Items listed in a dataset
+++
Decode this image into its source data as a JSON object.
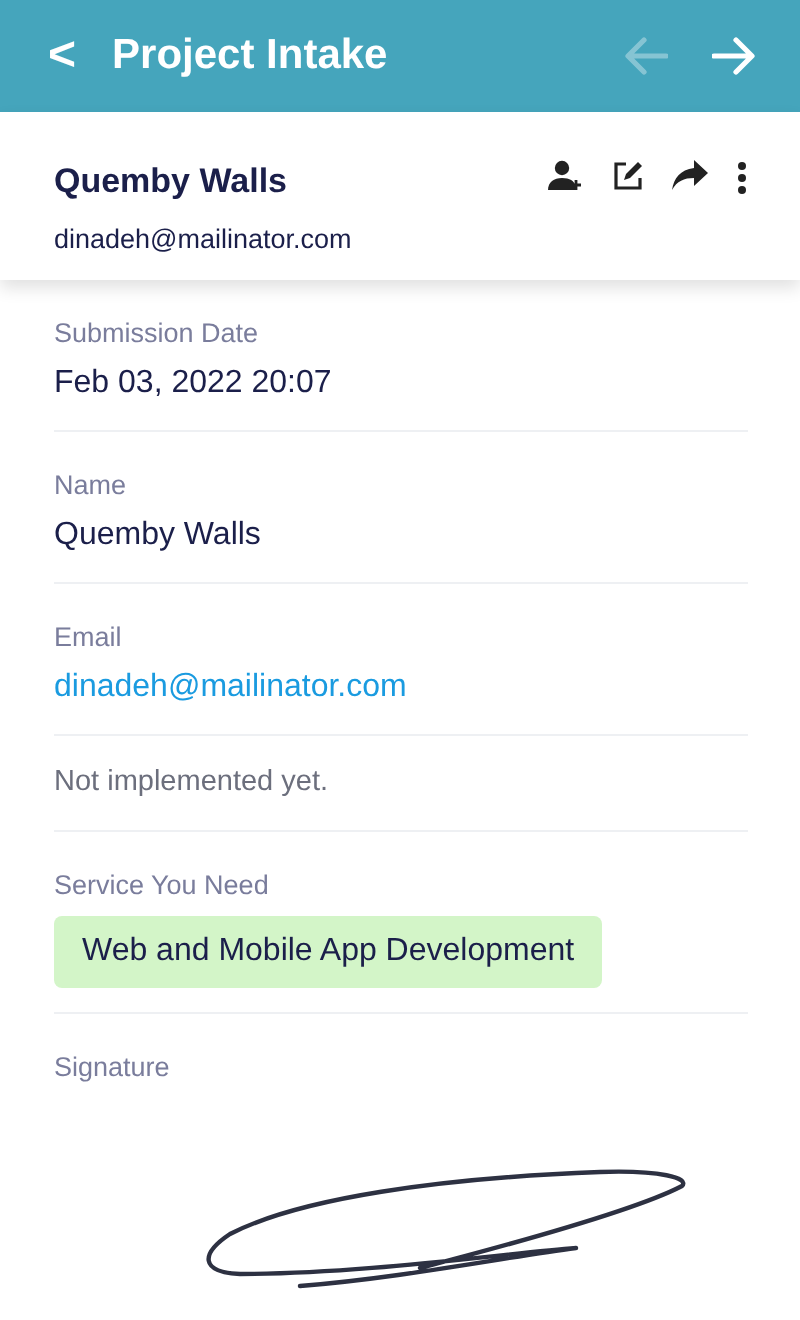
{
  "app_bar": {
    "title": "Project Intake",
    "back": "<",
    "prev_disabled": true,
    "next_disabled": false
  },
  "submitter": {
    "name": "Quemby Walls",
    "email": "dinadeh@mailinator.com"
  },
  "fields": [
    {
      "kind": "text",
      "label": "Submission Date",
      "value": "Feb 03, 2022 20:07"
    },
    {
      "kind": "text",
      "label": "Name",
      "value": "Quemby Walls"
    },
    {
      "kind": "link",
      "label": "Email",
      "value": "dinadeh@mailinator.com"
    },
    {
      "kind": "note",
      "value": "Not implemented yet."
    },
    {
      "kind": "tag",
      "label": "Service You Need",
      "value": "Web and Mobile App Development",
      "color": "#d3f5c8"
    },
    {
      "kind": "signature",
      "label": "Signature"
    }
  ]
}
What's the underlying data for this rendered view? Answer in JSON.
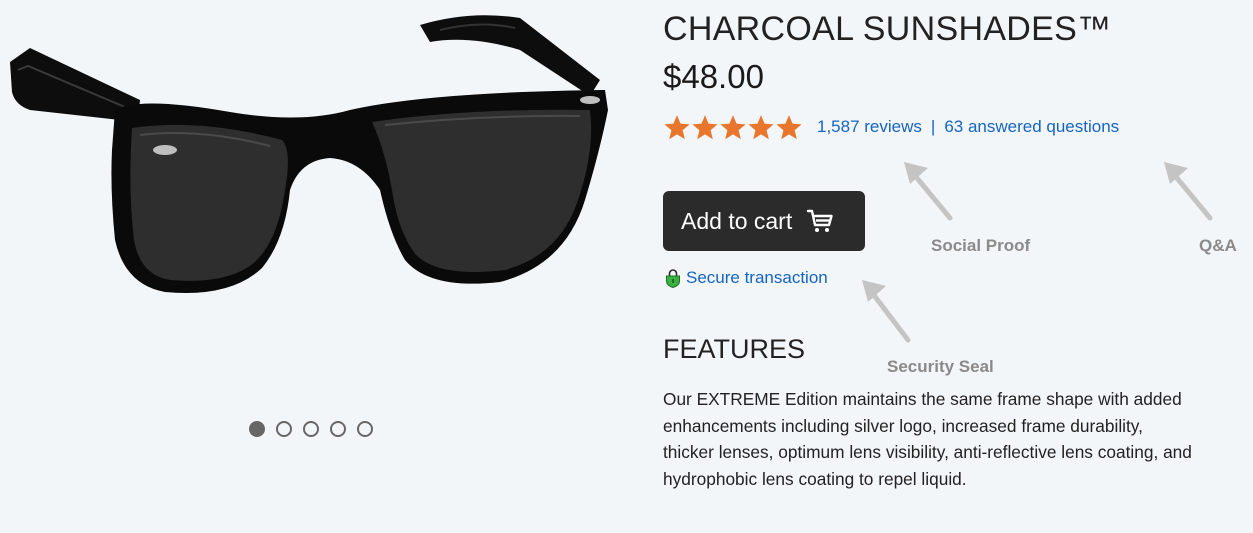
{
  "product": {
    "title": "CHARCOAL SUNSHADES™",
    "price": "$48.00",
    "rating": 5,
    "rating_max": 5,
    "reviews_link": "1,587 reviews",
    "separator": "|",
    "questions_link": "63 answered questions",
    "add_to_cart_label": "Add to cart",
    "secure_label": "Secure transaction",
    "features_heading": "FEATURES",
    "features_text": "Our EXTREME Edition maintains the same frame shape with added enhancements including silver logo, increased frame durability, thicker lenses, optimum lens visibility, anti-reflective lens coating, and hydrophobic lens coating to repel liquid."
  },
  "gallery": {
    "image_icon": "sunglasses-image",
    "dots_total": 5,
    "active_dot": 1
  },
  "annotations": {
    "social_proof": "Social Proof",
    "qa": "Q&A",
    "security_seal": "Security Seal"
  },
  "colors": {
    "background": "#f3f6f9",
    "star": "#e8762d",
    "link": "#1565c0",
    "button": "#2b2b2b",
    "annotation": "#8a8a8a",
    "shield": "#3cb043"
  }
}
+++
Go through the data above and transcribe it in full, omitting any image.

__Answer__
Decode this image into its source data as a JSON object.
{
  "app_bar": {
    "title": "Project Intake",
    "back": "<",
    "prev_disabled": true,
    "next_disabled": false
  },
  "submitter": {
    "name": "Quemby Walls",
    "email": "dinadeh@mailinator.com"
  },
  "fields": [
    {
      "kind": "text",
      "label": "Submission Date",
      "value": "Feb 03, 2022 20:07"
    },
    {
      "kind": "text",
      "label": "Name",
      "value": "Quemby Walls"
    },
    {
      "kind": "link",
      "label": "Email",
      "value": "dinadeh@mailinator.com"
    },
    {
      "kind": "note",
      "value": "Not implemented yet."
    },
    {
      "kind": "tag",
      "label": "Service You Need",
      "value": "Web and Mobile App Development",
      "color": "#d3f5c8"
    },
    {
      "kind": "signature",
      "label": "Signature"
    }
  ]
}
What's the underlying data for this rendered view? Answer in JSON.
{
  "product": {
    "title": "CHARCOAL SUNSHADES™",
    "price": "$48.00",
    "rating": 5,
    "rating_max": 5,
    "reviews_link": "1,587 reviews",
    "separator": "|",
    "questions_link": "63 answered questions",
    "add_to_cart_label": "Add to cart",
    "secure_label": "Secure transaction",
    "features_heading": "FEATURES",
    "features_text": "Our EXTREME Edition maintains the same frame shape with added enhancements including silver logo, increased frame durability, thicker lenses, optimum lens visibility, anti-reflective lens coating, and hydrophobic lens coating to repel liquid."
  },
  "gallery": {
    "image_icon": "sunglasses-image",
    "dots_total": 5,
    "active_dot": 1
  },
  "annotations": {
    "social_proof": "Social Proof",
    "qa": "Q&A",
    "security_seal": "Security Seal"
  },
  "colors": {
    "background": "#f3f6f9",
    "star": "#e8762d",
    "link": "#1565c0",
    "button": "#2b2b2b",
    "annotation": "#8a8a8a",
    "shield": "#3cb043"
  }
}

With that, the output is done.